Start of Records for this task
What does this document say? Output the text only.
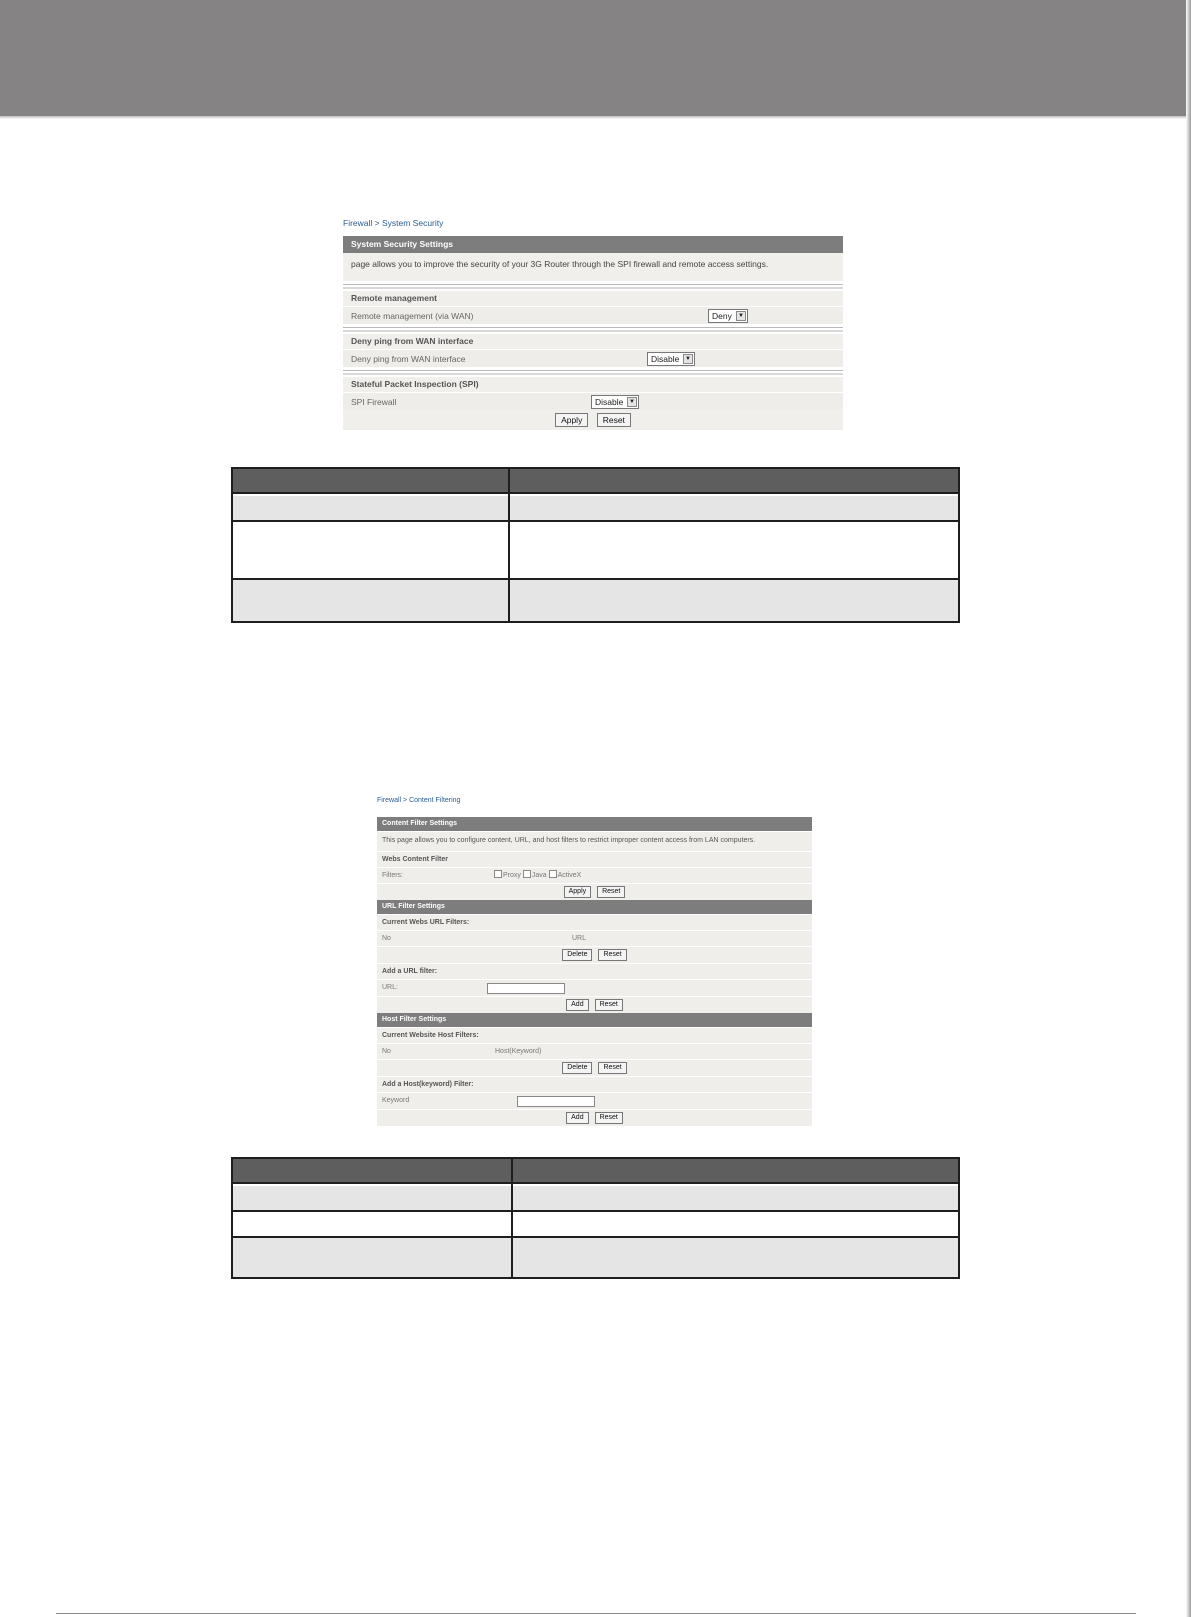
Firewall > System Security
System Security Settings
page allows you to improve the security of your 3G Router through the SPI firewall and remote access settings.
Remote management
Remote management (via WAN)	Deny	▼
Deny ping from WAN interface
Deny ping from WAN interface	Disable ▼
Stateful Packet Inspection (SPI)
SPI Firewall	Disable ▼
Apply Reset
Firewall > Content Filtering
Content Filter Settings
This page allows you to configure content, URL, and host filters to restrict improper content access from LAN computers.
Webs Content Filter
Filters:	Proxy Java ActiveX
Apply Reset
URL Filter Settings
Current Webs URL Filters:
No	URL
Delete Reset
Add a URL filter:
URL:
Add Reset
Host Filter Settings
Current Website Host Filters:
No	Host(Keyword)
Delete Reset
Add a Host(keyword) Filter:
Keyword
Add Reset
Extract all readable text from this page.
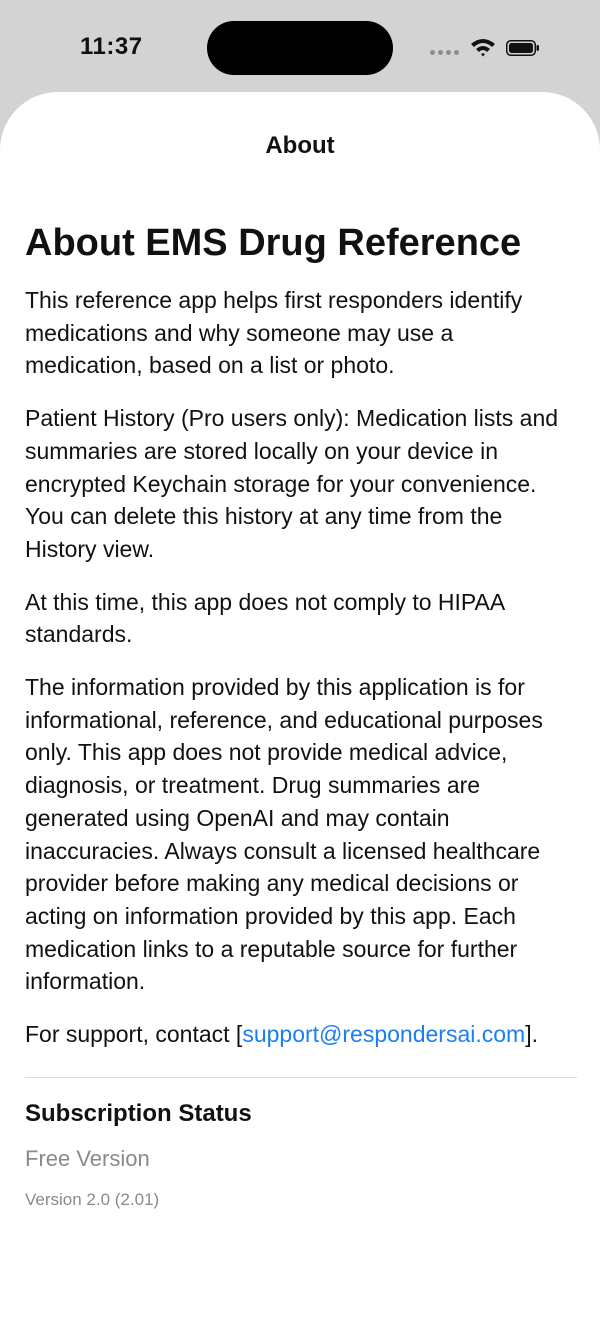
11:37
About
About EMS Drug Reference

This reference app helps first responders identify medications and why someone may use a medication, based on a list or photo.

Patient History (Pro users only): Medication lists and summaries are stored locally on your device in encrypted Keychain storage for your convenience. You can delete this history at any time from the History view.

At this time, this app does not comply to HIPAA standards.

The information provided by this application is for informational, reference, and educational purposes only. This app does not provide medical advice, diagnosis, or treatment. Drug summaries are generated using OpenAI and may contain inaccuracies. Always consult a licensed healthcare provider before making any medical decisions or acting on information provided by this app. Each medication links to a reputable source for further information.

For support, contact [support@respondersai.com].

Subscription Status
Free Version
Version 2.0 (2.01)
End of Records for this task
▸ **Task statement**:
Copy every line of the data that holds the string "page".

▸ **Exercise result**:
page allows you to improve the security of your 3G Router through the SPI firewall and remote access settings.
This page allows you to configure content, URL, and host filters to restrict improper content access from LAN computers.
Extract all readable text from this page.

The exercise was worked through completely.